• _WORK INSTRUCTIONS_
From the listing, collect all lines containing the word "Frequency".

* * * * * * *

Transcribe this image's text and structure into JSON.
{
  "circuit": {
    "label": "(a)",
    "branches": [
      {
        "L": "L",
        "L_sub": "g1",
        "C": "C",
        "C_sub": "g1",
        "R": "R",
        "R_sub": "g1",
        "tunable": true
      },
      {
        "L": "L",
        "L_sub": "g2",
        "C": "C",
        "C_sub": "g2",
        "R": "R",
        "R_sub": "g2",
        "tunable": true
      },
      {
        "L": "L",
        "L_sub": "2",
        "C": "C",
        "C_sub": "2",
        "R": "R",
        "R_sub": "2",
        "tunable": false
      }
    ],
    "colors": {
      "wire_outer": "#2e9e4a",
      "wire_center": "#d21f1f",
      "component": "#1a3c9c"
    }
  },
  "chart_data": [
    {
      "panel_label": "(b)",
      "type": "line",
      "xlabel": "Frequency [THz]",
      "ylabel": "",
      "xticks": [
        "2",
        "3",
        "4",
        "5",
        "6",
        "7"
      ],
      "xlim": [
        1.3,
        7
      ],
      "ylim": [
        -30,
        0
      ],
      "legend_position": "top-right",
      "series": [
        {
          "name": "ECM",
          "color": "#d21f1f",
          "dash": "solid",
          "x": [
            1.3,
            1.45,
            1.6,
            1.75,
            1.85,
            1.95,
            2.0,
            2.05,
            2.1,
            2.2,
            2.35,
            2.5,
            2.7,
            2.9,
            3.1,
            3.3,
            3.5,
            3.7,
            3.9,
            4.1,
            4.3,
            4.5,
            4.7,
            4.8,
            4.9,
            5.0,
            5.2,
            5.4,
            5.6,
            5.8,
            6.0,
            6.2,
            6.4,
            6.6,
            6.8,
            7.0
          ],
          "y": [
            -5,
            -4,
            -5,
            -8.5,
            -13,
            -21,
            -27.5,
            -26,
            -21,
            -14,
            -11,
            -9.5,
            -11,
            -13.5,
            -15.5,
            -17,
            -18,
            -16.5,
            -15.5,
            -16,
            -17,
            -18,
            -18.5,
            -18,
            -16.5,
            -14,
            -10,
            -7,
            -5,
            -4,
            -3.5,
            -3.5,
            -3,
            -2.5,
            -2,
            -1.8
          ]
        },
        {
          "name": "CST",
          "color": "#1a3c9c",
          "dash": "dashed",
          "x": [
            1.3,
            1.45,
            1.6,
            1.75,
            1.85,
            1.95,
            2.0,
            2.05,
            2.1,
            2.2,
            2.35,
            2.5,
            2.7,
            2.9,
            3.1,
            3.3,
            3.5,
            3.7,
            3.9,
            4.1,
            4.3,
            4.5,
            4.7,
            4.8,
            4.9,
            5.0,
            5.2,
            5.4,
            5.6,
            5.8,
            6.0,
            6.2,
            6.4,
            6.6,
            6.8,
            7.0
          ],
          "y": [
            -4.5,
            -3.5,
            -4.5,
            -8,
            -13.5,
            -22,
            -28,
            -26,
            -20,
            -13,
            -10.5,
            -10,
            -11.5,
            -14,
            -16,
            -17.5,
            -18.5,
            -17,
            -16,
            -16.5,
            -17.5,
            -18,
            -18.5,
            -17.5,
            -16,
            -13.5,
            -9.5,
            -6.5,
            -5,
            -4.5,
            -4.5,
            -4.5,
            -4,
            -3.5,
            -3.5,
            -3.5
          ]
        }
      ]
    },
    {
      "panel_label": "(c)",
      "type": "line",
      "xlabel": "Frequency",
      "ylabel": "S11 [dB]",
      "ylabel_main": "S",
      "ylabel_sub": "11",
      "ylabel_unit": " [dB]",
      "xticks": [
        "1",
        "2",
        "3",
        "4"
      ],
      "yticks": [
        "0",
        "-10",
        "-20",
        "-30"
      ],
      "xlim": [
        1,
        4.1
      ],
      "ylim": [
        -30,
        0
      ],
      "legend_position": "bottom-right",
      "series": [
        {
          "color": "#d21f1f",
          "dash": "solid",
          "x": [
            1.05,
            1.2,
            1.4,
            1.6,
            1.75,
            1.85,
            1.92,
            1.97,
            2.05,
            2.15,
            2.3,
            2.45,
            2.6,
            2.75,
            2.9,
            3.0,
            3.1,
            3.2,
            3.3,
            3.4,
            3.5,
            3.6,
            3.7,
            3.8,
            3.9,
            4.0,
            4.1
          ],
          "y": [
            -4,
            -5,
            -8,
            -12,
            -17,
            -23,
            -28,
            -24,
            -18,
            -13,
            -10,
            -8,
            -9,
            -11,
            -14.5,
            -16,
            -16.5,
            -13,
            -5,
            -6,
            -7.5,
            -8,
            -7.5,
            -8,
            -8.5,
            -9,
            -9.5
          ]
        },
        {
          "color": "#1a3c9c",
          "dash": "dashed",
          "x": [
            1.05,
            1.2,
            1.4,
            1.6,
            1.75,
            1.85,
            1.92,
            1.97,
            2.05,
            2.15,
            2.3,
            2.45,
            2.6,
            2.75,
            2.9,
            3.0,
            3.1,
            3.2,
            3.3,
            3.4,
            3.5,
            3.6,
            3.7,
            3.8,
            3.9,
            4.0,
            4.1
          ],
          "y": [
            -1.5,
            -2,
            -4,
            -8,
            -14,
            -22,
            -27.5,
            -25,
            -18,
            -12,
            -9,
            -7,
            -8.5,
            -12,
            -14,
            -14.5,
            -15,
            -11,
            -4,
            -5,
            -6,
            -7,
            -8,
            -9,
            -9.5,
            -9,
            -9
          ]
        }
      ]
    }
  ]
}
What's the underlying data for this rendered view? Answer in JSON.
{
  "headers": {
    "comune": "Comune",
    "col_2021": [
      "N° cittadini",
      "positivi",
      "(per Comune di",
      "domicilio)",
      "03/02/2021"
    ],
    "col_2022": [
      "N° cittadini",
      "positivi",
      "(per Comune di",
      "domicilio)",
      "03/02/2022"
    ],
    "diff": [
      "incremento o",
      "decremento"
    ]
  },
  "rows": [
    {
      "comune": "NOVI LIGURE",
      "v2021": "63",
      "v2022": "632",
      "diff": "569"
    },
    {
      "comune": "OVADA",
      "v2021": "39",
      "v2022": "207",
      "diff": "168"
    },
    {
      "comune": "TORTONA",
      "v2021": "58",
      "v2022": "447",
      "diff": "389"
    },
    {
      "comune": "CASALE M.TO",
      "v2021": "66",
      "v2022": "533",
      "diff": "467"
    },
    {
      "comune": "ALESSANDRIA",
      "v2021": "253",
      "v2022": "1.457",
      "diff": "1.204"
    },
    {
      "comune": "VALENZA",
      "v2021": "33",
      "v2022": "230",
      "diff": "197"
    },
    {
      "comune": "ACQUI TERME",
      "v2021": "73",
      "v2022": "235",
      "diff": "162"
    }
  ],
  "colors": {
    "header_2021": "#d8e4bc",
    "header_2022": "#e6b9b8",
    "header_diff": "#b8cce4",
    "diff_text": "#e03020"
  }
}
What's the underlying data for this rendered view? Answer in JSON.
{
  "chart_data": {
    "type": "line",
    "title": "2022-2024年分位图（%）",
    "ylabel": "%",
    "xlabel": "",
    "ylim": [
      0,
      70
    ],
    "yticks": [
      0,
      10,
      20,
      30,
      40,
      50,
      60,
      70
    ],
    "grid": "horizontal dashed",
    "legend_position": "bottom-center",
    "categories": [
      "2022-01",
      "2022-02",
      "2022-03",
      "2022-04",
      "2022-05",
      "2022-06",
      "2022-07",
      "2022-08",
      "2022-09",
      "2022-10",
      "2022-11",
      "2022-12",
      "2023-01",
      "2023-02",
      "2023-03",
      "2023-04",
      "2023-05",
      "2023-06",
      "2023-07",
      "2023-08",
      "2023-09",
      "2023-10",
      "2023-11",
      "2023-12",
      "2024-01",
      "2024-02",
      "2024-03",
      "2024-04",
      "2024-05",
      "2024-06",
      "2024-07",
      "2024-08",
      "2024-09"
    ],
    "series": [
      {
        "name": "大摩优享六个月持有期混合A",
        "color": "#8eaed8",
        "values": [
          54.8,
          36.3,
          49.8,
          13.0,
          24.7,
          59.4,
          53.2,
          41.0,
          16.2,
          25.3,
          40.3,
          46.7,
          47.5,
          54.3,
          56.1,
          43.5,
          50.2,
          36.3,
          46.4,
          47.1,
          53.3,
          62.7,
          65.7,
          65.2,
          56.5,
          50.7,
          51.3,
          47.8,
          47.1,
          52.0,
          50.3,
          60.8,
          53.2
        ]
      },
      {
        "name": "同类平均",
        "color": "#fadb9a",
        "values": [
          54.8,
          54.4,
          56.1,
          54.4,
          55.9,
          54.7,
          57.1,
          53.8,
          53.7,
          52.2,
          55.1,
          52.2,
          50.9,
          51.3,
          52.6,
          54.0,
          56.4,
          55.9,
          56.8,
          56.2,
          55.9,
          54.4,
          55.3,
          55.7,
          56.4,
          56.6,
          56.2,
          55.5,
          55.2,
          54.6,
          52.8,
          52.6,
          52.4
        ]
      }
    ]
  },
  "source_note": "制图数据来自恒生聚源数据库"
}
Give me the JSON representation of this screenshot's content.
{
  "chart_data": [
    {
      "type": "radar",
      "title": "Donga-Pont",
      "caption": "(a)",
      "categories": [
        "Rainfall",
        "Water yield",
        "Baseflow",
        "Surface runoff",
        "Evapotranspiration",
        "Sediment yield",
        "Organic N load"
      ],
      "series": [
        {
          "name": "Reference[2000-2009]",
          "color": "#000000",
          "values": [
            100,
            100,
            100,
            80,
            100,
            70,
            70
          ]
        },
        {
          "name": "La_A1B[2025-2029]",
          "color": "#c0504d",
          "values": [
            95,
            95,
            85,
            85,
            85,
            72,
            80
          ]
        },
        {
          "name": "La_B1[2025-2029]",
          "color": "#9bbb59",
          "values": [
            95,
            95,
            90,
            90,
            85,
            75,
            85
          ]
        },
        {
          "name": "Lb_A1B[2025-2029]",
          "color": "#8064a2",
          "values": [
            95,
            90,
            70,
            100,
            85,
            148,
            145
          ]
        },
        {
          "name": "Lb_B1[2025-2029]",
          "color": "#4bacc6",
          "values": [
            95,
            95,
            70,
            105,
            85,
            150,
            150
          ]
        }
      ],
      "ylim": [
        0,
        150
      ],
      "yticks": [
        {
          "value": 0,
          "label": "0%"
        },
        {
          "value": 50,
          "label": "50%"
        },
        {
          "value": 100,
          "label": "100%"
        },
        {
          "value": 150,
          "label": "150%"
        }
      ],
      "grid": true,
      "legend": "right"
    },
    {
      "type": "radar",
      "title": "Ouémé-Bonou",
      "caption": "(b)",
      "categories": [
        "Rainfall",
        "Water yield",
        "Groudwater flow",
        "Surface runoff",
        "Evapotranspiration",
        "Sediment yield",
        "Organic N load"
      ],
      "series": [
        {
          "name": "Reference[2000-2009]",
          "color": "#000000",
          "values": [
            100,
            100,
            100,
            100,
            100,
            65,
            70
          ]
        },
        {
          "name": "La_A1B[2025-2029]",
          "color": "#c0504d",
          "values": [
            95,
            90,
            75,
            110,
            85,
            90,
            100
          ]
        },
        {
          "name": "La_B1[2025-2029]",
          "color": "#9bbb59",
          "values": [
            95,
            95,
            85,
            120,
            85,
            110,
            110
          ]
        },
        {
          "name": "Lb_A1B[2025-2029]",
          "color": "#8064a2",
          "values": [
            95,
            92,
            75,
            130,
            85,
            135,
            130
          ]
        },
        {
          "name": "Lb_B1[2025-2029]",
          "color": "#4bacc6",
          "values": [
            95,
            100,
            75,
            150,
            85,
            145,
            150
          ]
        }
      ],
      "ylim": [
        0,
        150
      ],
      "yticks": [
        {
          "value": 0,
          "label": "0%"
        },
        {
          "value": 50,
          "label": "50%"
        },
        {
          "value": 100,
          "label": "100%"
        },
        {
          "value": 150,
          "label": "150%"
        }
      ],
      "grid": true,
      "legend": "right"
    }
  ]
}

* * * * * * *

• _EXERCISE RESULT_
      "xlabel": "Frequency [THz]",
      "xlabel": "Frequency",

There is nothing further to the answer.